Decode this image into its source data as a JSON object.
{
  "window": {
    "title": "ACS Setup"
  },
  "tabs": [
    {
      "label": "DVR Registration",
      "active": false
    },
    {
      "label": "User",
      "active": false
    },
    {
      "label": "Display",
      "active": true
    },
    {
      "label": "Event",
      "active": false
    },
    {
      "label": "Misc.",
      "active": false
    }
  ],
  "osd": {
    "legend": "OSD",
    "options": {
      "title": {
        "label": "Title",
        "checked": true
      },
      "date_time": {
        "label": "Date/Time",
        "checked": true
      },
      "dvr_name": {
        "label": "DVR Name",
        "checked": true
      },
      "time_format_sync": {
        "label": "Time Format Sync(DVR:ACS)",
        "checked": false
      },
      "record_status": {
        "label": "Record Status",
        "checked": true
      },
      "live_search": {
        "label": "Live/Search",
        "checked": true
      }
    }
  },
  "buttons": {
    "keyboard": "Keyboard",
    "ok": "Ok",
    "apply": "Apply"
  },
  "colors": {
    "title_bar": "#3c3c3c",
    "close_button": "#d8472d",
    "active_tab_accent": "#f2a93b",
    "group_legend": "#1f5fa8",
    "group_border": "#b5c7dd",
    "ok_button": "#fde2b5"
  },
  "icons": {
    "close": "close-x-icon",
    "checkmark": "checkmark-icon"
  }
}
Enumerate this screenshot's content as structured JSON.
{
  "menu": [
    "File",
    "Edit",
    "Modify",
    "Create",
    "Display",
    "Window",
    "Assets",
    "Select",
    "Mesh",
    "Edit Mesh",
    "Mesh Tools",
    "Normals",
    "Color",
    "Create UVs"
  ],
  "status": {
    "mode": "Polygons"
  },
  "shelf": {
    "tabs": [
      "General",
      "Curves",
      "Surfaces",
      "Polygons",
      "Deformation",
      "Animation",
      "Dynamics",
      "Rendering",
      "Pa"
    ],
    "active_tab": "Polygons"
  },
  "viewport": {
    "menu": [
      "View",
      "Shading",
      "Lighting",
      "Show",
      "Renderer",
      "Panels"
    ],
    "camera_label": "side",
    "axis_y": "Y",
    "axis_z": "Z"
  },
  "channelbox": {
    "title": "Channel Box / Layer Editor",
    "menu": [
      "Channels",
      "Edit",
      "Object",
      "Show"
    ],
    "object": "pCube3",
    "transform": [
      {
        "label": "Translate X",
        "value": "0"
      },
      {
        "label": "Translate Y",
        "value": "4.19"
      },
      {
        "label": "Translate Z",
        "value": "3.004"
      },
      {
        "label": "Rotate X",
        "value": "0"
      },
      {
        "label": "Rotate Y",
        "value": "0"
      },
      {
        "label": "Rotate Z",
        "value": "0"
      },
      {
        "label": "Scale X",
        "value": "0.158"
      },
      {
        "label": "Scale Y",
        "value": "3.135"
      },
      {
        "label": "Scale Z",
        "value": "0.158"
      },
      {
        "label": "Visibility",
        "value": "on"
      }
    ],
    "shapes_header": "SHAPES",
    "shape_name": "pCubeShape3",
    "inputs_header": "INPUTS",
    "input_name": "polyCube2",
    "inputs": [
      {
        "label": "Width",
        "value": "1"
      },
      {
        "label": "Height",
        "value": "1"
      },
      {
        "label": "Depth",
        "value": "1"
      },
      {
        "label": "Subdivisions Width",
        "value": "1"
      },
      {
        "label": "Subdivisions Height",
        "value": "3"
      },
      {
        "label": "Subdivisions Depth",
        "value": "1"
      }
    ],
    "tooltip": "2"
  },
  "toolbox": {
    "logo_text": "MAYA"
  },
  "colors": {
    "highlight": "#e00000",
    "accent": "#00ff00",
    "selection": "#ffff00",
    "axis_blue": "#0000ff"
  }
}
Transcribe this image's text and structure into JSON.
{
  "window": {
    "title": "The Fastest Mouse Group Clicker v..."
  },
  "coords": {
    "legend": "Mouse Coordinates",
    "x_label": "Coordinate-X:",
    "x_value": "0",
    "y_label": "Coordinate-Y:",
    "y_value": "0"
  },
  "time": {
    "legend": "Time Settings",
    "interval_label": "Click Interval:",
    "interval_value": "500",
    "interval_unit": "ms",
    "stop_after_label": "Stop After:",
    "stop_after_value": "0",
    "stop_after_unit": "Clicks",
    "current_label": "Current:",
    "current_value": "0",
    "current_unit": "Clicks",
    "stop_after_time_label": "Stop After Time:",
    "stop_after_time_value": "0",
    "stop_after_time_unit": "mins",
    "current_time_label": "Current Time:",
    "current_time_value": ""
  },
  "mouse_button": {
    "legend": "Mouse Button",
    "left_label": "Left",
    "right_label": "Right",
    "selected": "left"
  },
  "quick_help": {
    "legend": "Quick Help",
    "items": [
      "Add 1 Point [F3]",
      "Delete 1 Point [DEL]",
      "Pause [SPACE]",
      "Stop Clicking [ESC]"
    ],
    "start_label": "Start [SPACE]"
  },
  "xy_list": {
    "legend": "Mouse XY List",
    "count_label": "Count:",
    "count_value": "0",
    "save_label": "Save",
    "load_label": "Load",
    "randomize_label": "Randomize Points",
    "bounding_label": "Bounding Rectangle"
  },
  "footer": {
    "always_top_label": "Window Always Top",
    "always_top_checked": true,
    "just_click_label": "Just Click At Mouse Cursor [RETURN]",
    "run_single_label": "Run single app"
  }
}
####################
--- Short problem ---
Print every record exactly as it was given.

--- Answer to this task ---
Decode this image into its source data as a JSON object.
{
  "window": {
    "title": "ACS Setup"
  },
  "tabs": [
    {
      "label": "DVR Registration",
      "active": false
    },
    {
      "label": "User",
      "active": false
    },
    {
      "label": "Display",
      "active": true
    },
    {
      "label": "Event",
      "active": false
    },
    {
      "label": "Misc.",
      "active": false
    }
  ],
  "osd": {
    "legend": "OSD",
    "options": {
      "title": {
        "label": "Title",
        "checked": true
      },
      "date_time": {
        "label": "Date/Time",
        "checked": true
      },
      "dvr_name": {
        "label": "DVR Name",
        "checked": true
      },
      "time_format_sync": {
        "label": "Time Format Sync(DVR:ACS)",
        "checked": false
      },
      "record_status": {
        "label": "Record Status",
        "checked": true
      },
      "live_search": {
        "label": "Live/Search",
        "checked": true
      }
    }
  },
  "buttons": {
    "keyboard": "Keyboard",
    "ok": "Ok",
    "apply": "Apply"
  },
  "colors": {
    "title_bar": "#3c3c3c",
    "close_button": "#d8472d",
    "active_tab_accent": "#f2a93b",
    "group_legend": "#1f5fa8",
    "group_border": "#b5c7dd",
    "ok_button": "#fde2b5"
  },
  "icons": {
    "close": "close-x-icon",
    "checkmark": "checkmark-icon"
  }
}
Enumerate this screenshot's content as structured JSON.
{
  "menu": [
    "File",
    "Edit",
    "Modify",
    "Create",
    "Display",
    "Window",
    "Assets",
    "Select",
    "Mesh",
    "Edit Mesh",
    "Mesh Tools",
    "Normals",
    "Color",
    "Create UVs"
  ],
  "status": {
    "mode": "Polygons"
  },
  "shelf": {
    "tabs": [
      "General",
      "Curves",
      "Surfaces",
      "Polygons",
      "Deformation",
      "Animation",
      "Dynamics",
      "Rendering",
      "Pa"
    ],
    "active_tab": "Polygons"
  },
  "viewport": {
    "menu": [
      "View",
      "Shading",
      "Lighting",
      "Show",
      "Renderer",
      "Panels"
    ],
    "camera_label": "side",
    "axis_y": "Y",
    "axis_z": "Z"
  },
  "channelbox": {
    "title": "Channel Box / Layer Editor",
    "menu": [
      "Channels",
      "Edit",
      "Object",
      "Show"
    ],
    "object": "pCube3",
    "transform": [
      {
        "label": "Translate X",
        "value": "0"
      },
      {
        "label": "Translate Y",
        "value": "4.19"
      },
      {
        "label": "Translate Z",
        "value": "3.004"
      },
      {
        "label": "Rotate X",
        "value": "0"
      },
      {
        "label": "Rotate Y",
        "value": "0"
      },
      {
        "label": "Rotate Z",
        "value": "0"
      },
      {
        "label": "Scale X",
        "value": "0.158"
      },
      {
        "label": "Scale Y",
        "value": "3.135"
      },
      {
        "label": "Scale Z",
        "value": "0.158"
      },
      {
        "label": "Visibility",
        "value": "on"
      }
    ],
    "shapes_header": "SHAPES",
    "shape_name": "pCubeShape3",
    "inputs_header": "INPUTS",
    "input_name": "polyCube2",
    "inputs": [
      {
        "label": "Width",
        "value": "1"
      },
      {
        "label": "Height",
        "value": "1"
      },
      {
        "label": "Depth",
        "value": "1"
      },
      {
        "label": "Subdivisions Width",
        "value": "1"
      },
      {
        "label": "Subdivisions Height",
        "value": "3"
      },
      {
        "label": "Subdivisions Depth",
        "value": "1"
      }
    ],
    "tooltip": "2"
  },
  "toolbox": {
    "logo_text": "MAYA"
  },
  "colors": {
    "highlight": "#e00000",
    "accent": "#00ff00",
    "selection": "#ffff00",
    "axis_blue": "#0000ff"
  }
}
Transcribe this image's text and structure into JSON.
{
  "window": {
    "title": "The Fastest Mouse Group Clicker v..."
  },
  "coords": {
    "legend": "Mouse Coordinates",
    "x_label": "Coordinate-X:",
    "x_value": "0",
    "y_label": "Coordinate-Y:",
    "y_value": "0"
  },
  "time": {
    "legend": "Time Settings",
    "interval_label": "Click Interval:",
    "interval_value": "500",
    "interval_unit": "ms",
    "stop_after_label": "Stop After:",
    "stop_after_value": "0",
    "stop_after_unit": "Clicks",
    "current_label": "Current:",
    "current_value": "0",
    "current_unit": "Clicks",
    "stop_after_time_label": "Stop After Time:",
    "stop_after_time_value": "0",
    "stop_after_time_unit": "mins",
    "current_time_label": "Current Time:",
    "current_time_value": ""
  },
  "mouse_button": {
    "legend": "Mouse Button",
    "left_label": "Left",
    "right_label": "Right",
    "selected": "left"
  },
  "quick_help": {
    "legend": "Quick Help",
    "items": [
      "Add 1 Point [F3]",
      "Delete 1 Point [DEL]",
      "Pause [SPACE]",
      "Stop Clicking [ESC]"
    ],
    "start_label": "Start [SPACE]"
  },
  "xy_list": {
    "legend": "Mouse XY List",
    "count_label": "Count:",
    "count_value": "0",
    "save_label": "Save",
    "load_label": "Load",
    "randomize_label": "Randomize Points",
    "bounding_label": "Bounding Rectangle"
  },
  "footer": {
    "always_top_label": "Window Always Top",
    "always_top_checked": true,
    "just_click_label": "Just Click At Mouse Cursor [RETURN]",
    "run_single_label": "Run single app"
  }
}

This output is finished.